┌─ RECORD SET
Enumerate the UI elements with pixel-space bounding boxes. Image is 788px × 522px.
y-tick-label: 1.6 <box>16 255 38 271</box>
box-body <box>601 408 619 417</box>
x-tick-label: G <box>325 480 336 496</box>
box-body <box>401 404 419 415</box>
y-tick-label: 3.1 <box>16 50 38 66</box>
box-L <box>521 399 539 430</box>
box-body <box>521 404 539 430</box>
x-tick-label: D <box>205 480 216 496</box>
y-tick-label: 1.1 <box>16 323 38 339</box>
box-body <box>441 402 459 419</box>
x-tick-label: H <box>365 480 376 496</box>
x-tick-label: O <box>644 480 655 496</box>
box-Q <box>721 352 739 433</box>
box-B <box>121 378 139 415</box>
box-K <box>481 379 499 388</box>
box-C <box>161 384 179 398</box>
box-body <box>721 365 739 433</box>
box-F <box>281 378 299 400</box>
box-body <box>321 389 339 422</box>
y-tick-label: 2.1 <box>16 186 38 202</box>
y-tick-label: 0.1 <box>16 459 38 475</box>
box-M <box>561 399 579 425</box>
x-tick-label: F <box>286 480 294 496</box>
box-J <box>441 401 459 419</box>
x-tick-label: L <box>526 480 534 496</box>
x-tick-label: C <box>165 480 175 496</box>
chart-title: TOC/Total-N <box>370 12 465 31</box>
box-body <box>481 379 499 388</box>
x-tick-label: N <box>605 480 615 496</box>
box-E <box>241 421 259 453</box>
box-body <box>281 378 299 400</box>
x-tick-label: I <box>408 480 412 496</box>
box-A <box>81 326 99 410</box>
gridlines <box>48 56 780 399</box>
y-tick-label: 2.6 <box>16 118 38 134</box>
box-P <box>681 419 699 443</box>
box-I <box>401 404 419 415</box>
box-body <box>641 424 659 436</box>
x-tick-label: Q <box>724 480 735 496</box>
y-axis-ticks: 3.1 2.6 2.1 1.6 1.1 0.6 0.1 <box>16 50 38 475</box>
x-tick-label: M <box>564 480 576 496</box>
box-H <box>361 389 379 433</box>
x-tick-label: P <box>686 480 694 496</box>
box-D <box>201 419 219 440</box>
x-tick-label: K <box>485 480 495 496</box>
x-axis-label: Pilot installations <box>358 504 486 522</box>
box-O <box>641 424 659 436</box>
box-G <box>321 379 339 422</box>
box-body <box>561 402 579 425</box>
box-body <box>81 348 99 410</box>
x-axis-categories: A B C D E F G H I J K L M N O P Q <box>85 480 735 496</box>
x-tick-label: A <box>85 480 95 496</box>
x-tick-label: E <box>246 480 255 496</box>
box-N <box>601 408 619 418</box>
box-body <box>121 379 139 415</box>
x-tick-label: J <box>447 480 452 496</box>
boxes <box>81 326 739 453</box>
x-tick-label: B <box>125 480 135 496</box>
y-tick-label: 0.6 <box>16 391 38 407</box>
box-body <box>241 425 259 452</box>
└─
┌─ RECORD SET
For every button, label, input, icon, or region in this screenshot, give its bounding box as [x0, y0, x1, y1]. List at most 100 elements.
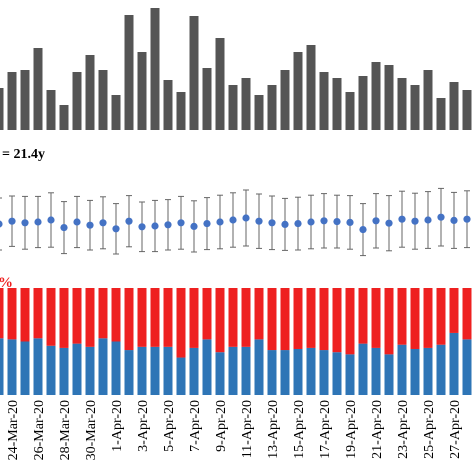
└─
### DO THIS
Please extract each line above that contains the word "elements". Case counts.

### ANSWER TO THE PROBLEM
Enumerate the UI elements with pixel-space bounding boxes. Image is 788px × 522px.
For every button, label, input, icon, or region in this screenshot, give its bounding box as [x0, y0, x1, y1]. List at most 100 elements.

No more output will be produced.